WORK INSTRUCTIONS:
Your task is to extract every entry that follows word for word while excluding the pictures.

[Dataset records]
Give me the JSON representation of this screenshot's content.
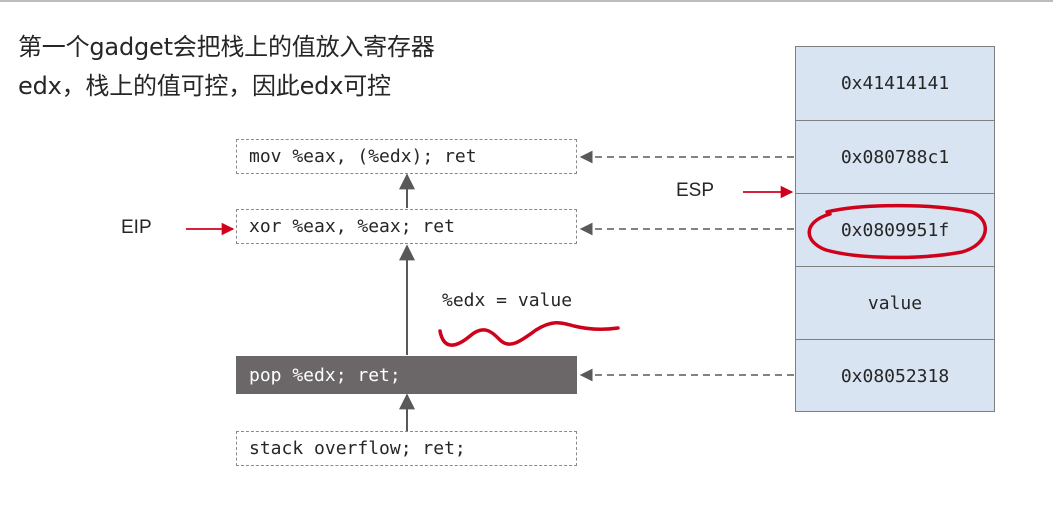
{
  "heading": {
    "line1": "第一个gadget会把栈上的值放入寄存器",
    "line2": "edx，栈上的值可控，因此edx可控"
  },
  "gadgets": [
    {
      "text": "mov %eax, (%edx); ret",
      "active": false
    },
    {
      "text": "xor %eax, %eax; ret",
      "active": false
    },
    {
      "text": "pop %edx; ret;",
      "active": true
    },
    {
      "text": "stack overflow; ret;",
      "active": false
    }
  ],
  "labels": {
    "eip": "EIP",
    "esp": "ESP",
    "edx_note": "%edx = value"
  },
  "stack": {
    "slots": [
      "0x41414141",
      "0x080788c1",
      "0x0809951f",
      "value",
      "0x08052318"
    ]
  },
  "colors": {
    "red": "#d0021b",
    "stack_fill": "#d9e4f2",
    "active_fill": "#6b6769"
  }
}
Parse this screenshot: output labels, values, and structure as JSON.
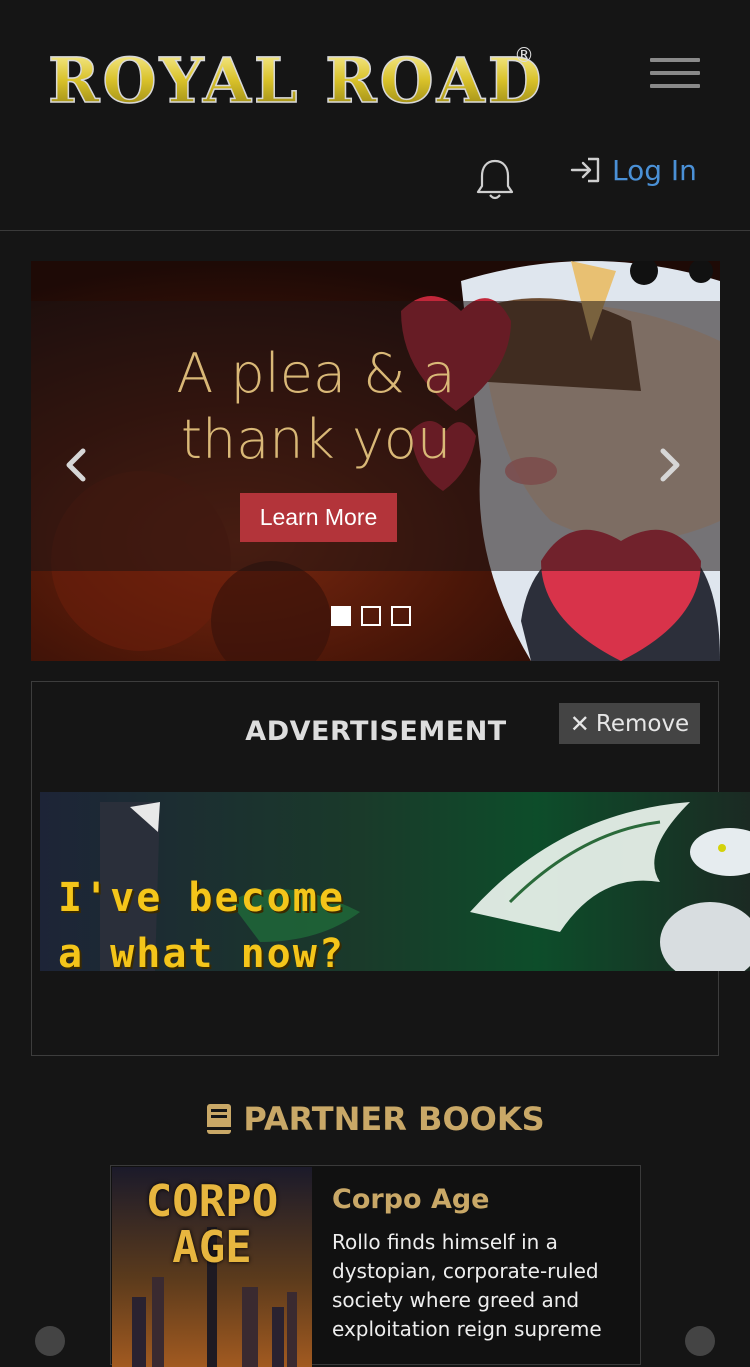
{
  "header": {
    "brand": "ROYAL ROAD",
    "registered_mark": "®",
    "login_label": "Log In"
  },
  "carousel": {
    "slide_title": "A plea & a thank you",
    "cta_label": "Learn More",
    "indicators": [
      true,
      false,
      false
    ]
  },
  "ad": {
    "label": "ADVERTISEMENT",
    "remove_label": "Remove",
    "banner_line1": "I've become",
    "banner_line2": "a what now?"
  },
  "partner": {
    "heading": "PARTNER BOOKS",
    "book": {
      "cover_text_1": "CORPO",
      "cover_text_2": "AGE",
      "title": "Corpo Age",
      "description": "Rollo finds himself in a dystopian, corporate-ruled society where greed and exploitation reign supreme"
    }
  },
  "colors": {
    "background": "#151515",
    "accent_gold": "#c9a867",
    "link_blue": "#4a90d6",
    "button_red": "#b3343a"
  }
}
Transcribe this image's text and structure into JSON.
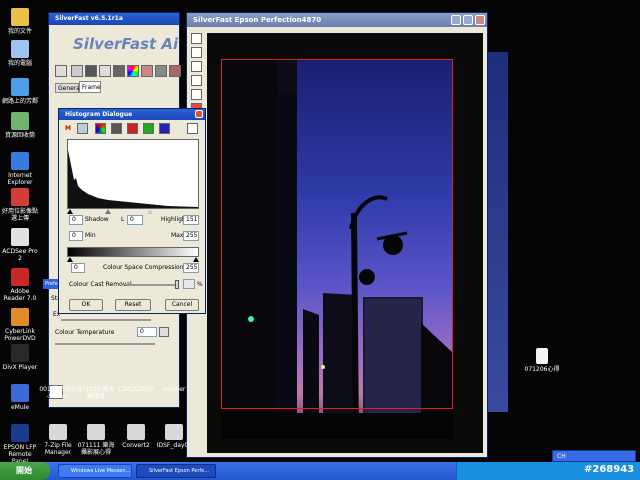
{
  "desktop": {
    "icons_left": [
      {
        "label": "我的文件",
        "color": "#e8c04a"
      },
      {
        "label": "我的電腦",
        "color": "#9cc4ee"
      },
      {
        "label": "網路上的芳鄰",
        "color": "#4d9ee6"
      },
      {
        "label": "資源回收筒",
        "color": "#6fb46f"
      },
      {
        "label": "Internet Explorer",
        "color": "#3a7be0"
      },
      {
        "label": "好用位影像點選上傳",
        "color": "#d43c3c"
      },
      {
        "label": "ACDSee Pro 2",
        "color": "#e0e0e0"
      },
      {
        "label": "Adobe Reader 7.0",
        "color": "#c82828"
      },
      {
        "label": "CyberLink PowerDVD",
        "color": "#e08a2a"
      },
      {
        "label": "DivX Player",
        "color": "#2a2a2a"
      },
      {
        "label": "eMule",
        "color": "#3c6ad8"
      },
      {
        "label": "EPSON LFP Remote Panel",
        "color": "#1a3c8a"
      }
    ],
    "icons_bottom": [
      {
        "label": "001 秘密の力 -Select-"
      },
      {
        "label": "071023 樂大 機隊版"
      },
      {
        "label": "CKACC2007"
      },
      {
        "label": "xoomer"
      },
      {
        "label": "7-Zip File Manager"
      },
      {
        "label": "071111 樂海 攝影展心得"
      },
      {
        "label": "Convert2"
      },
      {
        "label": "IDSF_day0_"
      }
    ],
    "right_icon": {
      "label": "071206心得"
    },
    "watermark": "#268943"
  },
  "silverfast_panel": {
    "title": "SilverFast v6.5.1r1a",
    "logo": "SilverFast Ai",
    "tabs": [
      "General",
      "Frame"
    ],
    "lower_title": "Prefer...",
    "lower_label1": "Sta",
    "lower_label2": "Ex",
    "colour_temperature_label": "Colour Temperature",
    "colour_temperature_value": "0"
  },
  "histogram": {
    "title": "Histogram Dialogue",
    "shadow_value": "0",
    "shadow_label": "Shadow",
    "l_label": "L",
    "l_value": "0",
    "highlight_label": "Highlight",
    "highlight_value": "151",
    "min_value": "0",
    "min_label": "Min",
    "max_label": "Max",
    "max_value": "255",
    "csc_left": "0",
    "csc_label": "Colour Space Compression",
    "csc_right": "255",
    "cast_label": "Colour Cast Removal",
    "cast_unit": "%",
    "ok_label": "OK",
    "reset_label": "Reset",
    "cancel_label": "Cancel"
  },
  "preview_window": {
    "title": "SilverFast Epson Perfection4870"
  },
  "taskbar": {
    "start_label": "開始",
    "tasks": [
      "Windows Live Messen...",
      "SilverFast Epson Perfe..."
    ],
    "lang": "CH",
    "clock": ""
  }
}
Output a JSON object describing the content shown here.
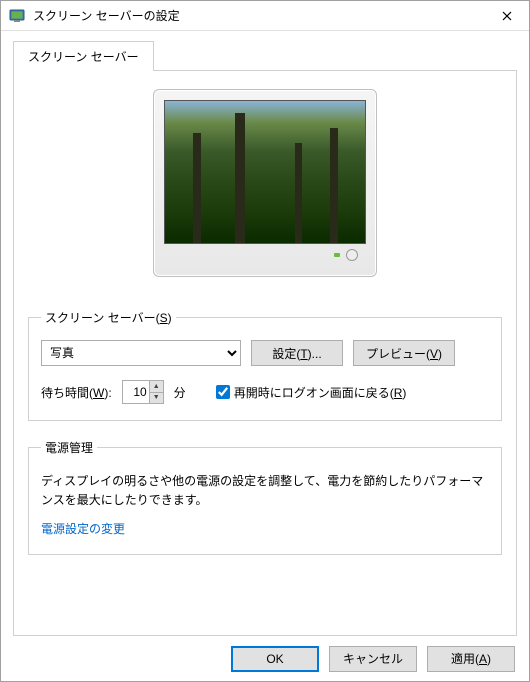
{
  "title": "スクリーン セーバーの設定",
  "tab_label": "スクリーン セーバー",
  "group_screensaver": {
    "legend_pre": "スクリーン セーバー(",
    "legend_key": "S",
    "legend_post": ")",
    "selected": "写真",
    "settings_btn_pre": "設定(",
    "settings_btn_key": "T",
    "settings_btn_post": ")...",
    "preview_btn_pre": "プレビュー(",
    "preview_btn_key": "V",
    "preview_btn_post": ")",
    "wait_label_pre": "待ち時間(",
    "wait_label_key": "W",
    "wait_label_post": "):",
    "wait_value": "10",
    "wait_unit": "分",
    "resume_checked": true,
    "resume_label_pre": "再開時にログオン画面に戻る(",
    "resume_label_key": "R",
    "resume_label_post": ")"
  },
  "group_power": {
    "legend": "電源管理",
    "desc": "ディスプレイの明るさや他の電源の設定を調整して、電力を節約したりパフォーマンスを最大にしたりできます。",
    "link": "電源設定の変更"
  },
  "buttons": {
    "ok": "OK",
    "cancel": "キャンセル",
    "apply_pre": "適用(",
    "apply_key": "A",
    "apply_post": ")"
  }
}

TASK RESPONSE:
Give me the JSON representation of this screenshot's content.
{
  "heading": {
    "line1": "第一个gadget会把栈上的值放入寄存器",
    "line2": "edx，栈上的值可控，因此edx可控"
  },
  "gadgets": [
    {
      "text": "mov %eax, (%edx); ret",
      "active": false
    },
    {
      "text": "xor %eax, %eax; ret",
      "active": false
    },
    {
      "text": "pop %edx; ret;",
      "active": true
    },
    {
      "text": "stack overflow; ret;",
      "active": false
    }
  ],
  "labels": {
    "eip": "EIP",
    "esp": "ESP",
    "edx_note": "%edx = value"
  },
  "stack": {
    "slots": [
      "0x41414141",
      "0x080788c1",
      "0x0809951f",
      "value",
      "0x08052318"
    ]
  },
  "colors": {
    "red": "#d0021b",
    "stack_fill": "#d9e4f2",
    "active_fill": "#6b6769"
  }
}
Parse this screenshot: output labels, values, and structure as JSON.
{
  "header": {
    "brand": "ROYAL ROAD",
    "registered_mark": "®",
    "login_label": "Log In"
  },
  "carousel": {
    "slide_title": "A plea & a thank you",
    "cta_label": "Learn More",
    "indicators": [
      true,
      false,
      false
    ]
  },
  "ad": {
    "label": "ADVERTISEMENT",
    "remove_label": "Remove",
    "banner_line1": "I've become",
    "banner_line2": "a what now?"
  },
  "partner": {
    "heading": "PARTNER BOOKS",
    "book": {
      "cover_text_1": "CORPO",
      "cover_text_2": "AGE",
      "title": "Corpo Age",
      "description": "Rollo finds himself in a dystopian, corporate-ruled society where greed and exploitation reign supreme"
    }
  },
  "colors": {
    "background": "#151515",
    "accent_gold": "#c9a867",
    "link_blue": "#4a90d6",
    "button_red": "#b3343a"
  }
}
Transcribe this image's text and structure into JSON.
{
  "desktop": {
    "icons_left": [
      {
        "label": "我的文件",
        "color": "#e8c04a"
      },
      {
        "label": "我的電腦",
        "color": "#9cc4ee"
      },
      {
        "label": "網路上的芳鄰",
        "color": "#4d9ee6"
      },
      {
        "label": "資源回收筒",
        "color": "#6fb46f"
      },
      {
        "label": "Internet Explorer",
        "color": "#3a7be0"
      },
      {
        "label": "好用位影像點選上傳",
        "color": "#d43c3c"
      },
      {
        "label": "ACDSee Pro 2",
        "color": "#e0e0e0"
      },
      {
        "label": "Adobe Reader 7.0",
        "color": "#c82828"
      },
      {
        "label": "CyberLink PowerDVD",
        "color": "#e08a2a"
      },
      {
        "label": "DivX Player",
        "color": "#2a2a2a"
      },
      {
        "label": "eMule",
        "color": "#3c6ad8"
      },
      {
        "label": "EPSON LFP Remote Panel",
        "color": "#1a3c8a"
      }
    ],
    "icons_bottom": [
      {
        "label": "001 秘密の力 -Select-"
      },
      {
        "label": "071023 樂大 機隊版"
      },
      {
        "label": "CKACC2007"
      },
      {
        "label": "xoomer"
      },
      {
        "label": "7-Zip File Manager"
      },
      {
        "label": "071111 樂海 攝影展心得"
      },
      {
        "label": "Convert2"
      },
      {
        "label": "IDSF_day0_"
      }
    ],
    "right_icon": {
      "label": "071206心得"
    },
    "watermark": "#268943"
  },
  "silverfast_panel": {
    "title": "SilverFast v6.5.1r1a",
    "logo": "SilverFast Ai",
    "tabs": [
      "General",
      "Frame"
    ],
    "lower_title": "Prefer...",
    "lower_label1": "Sta",
    "lower_label2": "Ex",
    "colour_temperature_label": "Colour Temperature",
    "colour_temperature_value": "0"
  },
  "histogram": {
    "title": "Histogram Dialogue",
    "shadow_value": "0",
    "shadow_label": "Shadow",
    "l_label": "L",
    "l_value": "0",
    "highlight_label": "Highlight",
    "highlight_value": "151",
    "min_value": "0",
    "min_label": "Min",
    "max_label": "Max",
    "max_value": "255",
    "csc_left": "0",
    "csc_label": "Colour Space Compression",
    "csc_right": "255",
    "cast_label": "Colour Cast Removal",
    "cast_unit": "%",
    "ok_label": "OK",
    "reset_label": "Reset",
    "cancel_label": "Cancel"
  },
  "preview_window": {
    "title": "SilverFast Epson Perfection4870"
  },
  "taskbar": {
    "start_label": "開始",
    "tasks": [
      "Windows Live Messen...",
      "SilverFast Epson Perfe..."
    ],
    "lang": "CH",
    "clock": ""
  }
}
Output a JSON object describing the content shown here.
{
  "title": "スクリーン セーバーの設定",
  "tab_label": "スクリーン セーバー",
  "group_screensaver": {
    "legend_pre": "スクリーン セーバー(",
    "legend_key": "S",
    "legend_post": ")",
    "selected": "写真",
    "settings_btn_pre": "設定(",
    "settings_btn_key": "T",
    "settings_btn_post": ")...",
    "preview_btn_pre": "プレビュー(",
    "preview_btn_key": "V",
    "preview_btn_post": ")",
    "wait_label_pre": "待ち時間(",
    "wait_label_key": "W",
    "wait_label_post": "):",
    "wait_value": "10",
    "wait_unit": "分",
    "resume_checked": true,
    "resume_label_pre": "再開時にログオン画面に戻る(",
    "resume_label_key": "R",
    "resume_label_post": ")"
  },
  "group_power": {
    "legend": "電源管理",
    "desc": "ディスプレイの明るさや他の電源の設定を調整して、電力を節約したりパフォーマンスを最大にしたりできます。",
    "link": "電源設定の変更"
  },
  "buttons": {
    "ok": "OK",
    "cancel": "キャンセル",
    "apply_pre": "適用(",
    "apply_key": "A",
    "apply_post": ")"
  }
}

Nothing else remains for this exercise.